# The records
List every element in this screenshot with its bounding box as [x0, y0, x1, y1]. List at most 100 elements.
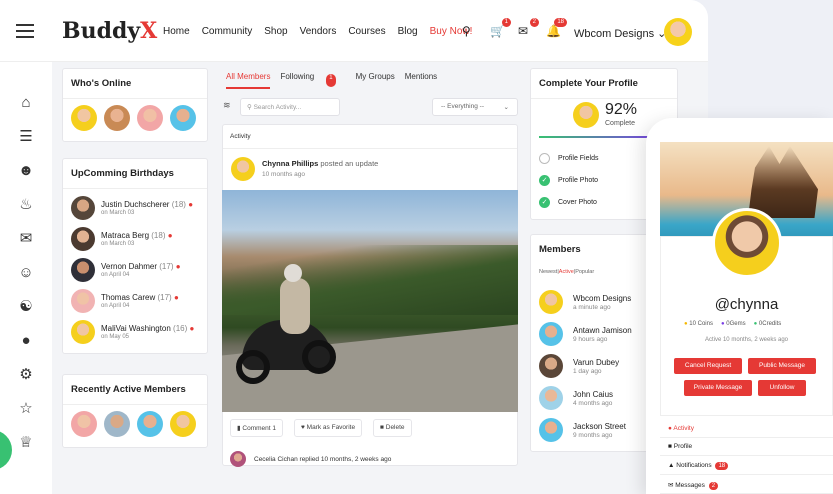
list-item[interactable]: Justin Duchscherer (18) ● on March 03 — [71, 196, 193, 220]
reply-author[interactable]: Cecelia Cichan — [254, 456, 298, 463]
filter-popular[interactable]: Popular — [575, 269, 594, 275]
list-item[interactable]: Jackson Street 9 months ago — [539, 418, 626, 442]
unfollow-button[interactable]: Unfollow — [758, 380, 806, 396]
list-item[interactable]: Thomas Carew (17) ● on April 04 — [71, 289, 179, 313]
user-avatar[interactable] — [664, 18, 692, 46]
credit-icon: ● — [753, 321, 758, 327]
list-item[interactable]: Antawn Jamison 9 hours ago — [539, 322, 632, 346]
tab-mentions[interactable]: Mentions — [405, 72, 437, 89]
widget-title: Who's Online — [63, 69, 207, 99]
avatar[interactable] — [231, 157, 255, 181]
trophy-icon[interactable]: ♕ — [17, 434, 35, 452]
user-add-icon[interactable]: ☺ — [17, 264, 35, 282]
list-item[interactable]: Matraca Berg (18) ● on March 03 — [71, 227, 173, 251]
nav-vendors[interactable]: Vendors — [300, 26, 337, 37]
cart-icon[interactable]: 🛒 1 — [490, 18, 511, 38]
nav-blog[interactable]: Blog — [398, 26, 418, 37]
comment-button[interactable]: ▮ Comment 1 — [230, 419, 284, 437]
chat-icon[interactable]: ● — [17, 332, 35, 350]
list-item[interactable]: MaliVai Washington (16) ● on May 05 — [71, 320, 194, 344]
recent-members-widget: Recently Active Members — [62, 374, 208, 448]
tab-my-groups[interactable]: My Groups — [356, 72, 395, 89]
profile-percent-label: Complete — [605, 120, 635, 127]
tab-following[interactable]: Following 1 — [280, 72, 345, 89]
comment-label: Comment — [242, 425, 271, 432]
gear-icon[interactable]: ⚙ — [17, 366, 35, 384]
logo-text: Buddy — [62, 18, 141, 44]
avatar[interactable] — [71, 411, 97, 437]
cancel-request-button[interactable]: Cancel Request — [674, 358, 742, 374]
profile-stats: ● 10 Coins ● 0Gems ● 0Credits — [684, 321, 781, 327]
member-time: 4 months ago — [573, 399, 613, 407]
avatar[interactable] — [104, 105, 130, 131]
filter-newest[interactable]: Newest — [539, 269, 557, 275]
avatar — [71, 289, 95, 313]
avatar[interactable] — [170, 105, 196, 131]
filter-active[interactable]: Active — [559, 269, 574, 275]
profile-menu-profile[interactable]: ■ Profile — [660, 438, 833, 456]
mail-icon[interactable]: ✉ 2 — [518, 18, 539, 38]
search-icon[interactable]: ⚲ — [462, 24, 476, 38]
online-avatars — [71, 105, 196, 131]
list-item[interactable]: ✓ Cover Photo — [539, 197, 597, 208]
menu-icon[interactable] — [16, 24, 34, 38]
profile-avatar[interactable] — [712, 208, 782, 278]
member-time: 1 day ago — [573, 367, 602, 375]
layers-icon[interactable]: ☰ — [17, 128, 35, 146]
private-message-button[interactable]: Private Message — [684, 380, 752, 396]
activity-filter-select[interactable]: -- Everything -- ⌄ — [432, 98, 518, 116]
profile-menu-notifications[interactable]: ▲ Notifications 18 — [660, 457, 833, 475]
user-icon[interactable]: ☻ — [17, 162, 35, 180]
public-message-button[interactable]: Public Message — [748, 358, 816, 374]
list-item[interactable]: Profile Fields — [539, 153, 598, 164]
mail-icon[interactable]: ✉ — [17, 230, 35, 248]
logo[interactable]: BuddyX — [62, 18, 157, 44]
main-nav: Home Community Shop Vendors Courses Blog… — [163, 26, 484, 37]
left-sidebar: ⌂ ☰ ☻ ♨ ✉ ☺ ☯ ● ⚙ ☆ ♕ — [0, 62, 52, 494]
messages-badge: 2 — [708, 482, 719, 490]
avatar[interactable] — [71, 105, 97, 131]
birthday-date: on March 03 — [101, 210, 135, 216]
post-image[interactable] — [222, 190, 518, 412]
bell-icon[interactable]: 🔔 18 — [546, 18, 567, 38]
list-item[interactable]: John Caius 4 months ago — [539, 386, 613, 410]
post-author[interactable]: Chynna Phillips — [262, 159, 318, 168]
avatar[interactable] — [230, 451, 246, 467]
profile-menu-activity[interactable]: ● Activity — [660, 420, 833, 438]
rss-icon[interactable]: ≋ — [223, 100, 231, 111]
delete-button[interactable]: ■ Delete — [373, 419, 412, 437]
avatar[interactable] — [170, 411, 196, 437]
pin-icon: ● — [189, 324, 195, 333]
user-menu[interactable]: Wbcom Designs ⌄ — [574, 27, 666, 40]
profile-last-active: Active 10 months, 2 weeks ago — [704, 337, 789, 343]
avatar[interactable] — [137, 411, 163, 437]
nav-courses[interactable]: Courses — [348, 26, 385, 37]
logo-accent: X — [140, 18, 158, 44]
tab-all-members[interactable]: All Members — [226, 72, 271, 89]
list-item[interactable]: Varun Dubey 1 day ago — [539, 354, 619, 378]
cart-badge: 1 — [501, 18, 511, 27]
mail-icon: ✉ — [668, 482, 674, 489]
nav-community[interactable]: Community — [202, 26, 253, 37]
favorite-button[interactable]: ♥ Mark as Favorite — [294, 419, 363, 437]
nav-shop[interactable]: Shop — [264, 26, 287, 37]
post-time[interactable]: 10 months ago — [262, 171, 378, 178]
bell-icon[interactable]: ♨ — [17, 196, 35, 214]
avatar[interactable] — [573, 102, 599, 128]
list-item[interactable]: ✓ Profile Photo — [539, 175, 598, 186]
list-item[interactable]: Vernon Dahmer (17) ● on April 04 — [71, 258, 181, 282]
users-icon[interactable]: ☯ — [17, 298, 35, 316]
profile-menu-messages[interactable]: ✉ Messages 2 — [660, 476, 833, 494]
star-icon[interactable]: ☆ — [17, 400, 35, 418]
front-wheel — [236, 350, 270, 384]
member-name: John Caius — [573, 389, 614, 399]
trash-icon: ■ — [380, 424, 384, 431]
nav-home[interactable]: Home — [163, 26, 190, 37]
avatar — [539, 386, 563, 410]
list-item[interactable]: Wbcom Designs a minute ago — [539, 290, 631, 314]
avatar[interactable] — [104, 411, 130, 437]
avatar[interactable] — [137, 105, 163, 131]
activity-search-input[interactable]: ⚲ Search Activity... — [240, 98, 340, 116]
home-icon[interactable]: ⌂ — [17, 94, 35, 112]
activity-post-header: Chynna Phillips posted an update 10 mont… — [231, 157, 378, 181]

# What you should do
Copy the lines of the material from the one containing "list-item[interactable]: Justin Duchscherer" through the one containing "credit-icon: ● — [753, 321, 758, 327]", including both of those lines.

# Answer for the task
list-item[interactable]: Justin Duchscherer (18) ● on March 03 — [71, 196, 193, 220]
reply-author[interactable]: Cecelia Cichan — [254, 456, 298, 463]
filter-popular[interactable]: Popular — [575, 269, 594, 275]
list-item[interactable]: Jackson Street 9 months ago — [539, 418, 626, 442]
unfollow-button[interactable]: Unfollow — [758, 380, 806, 396]
list-item[interactable]: Thomas Carew (17) ● on April 04 — [71, 289, 179, 313]
user-avatar[interactable] — [664, 18, 692, 46]
credit-icon: ● — [753, 321, 758, 327]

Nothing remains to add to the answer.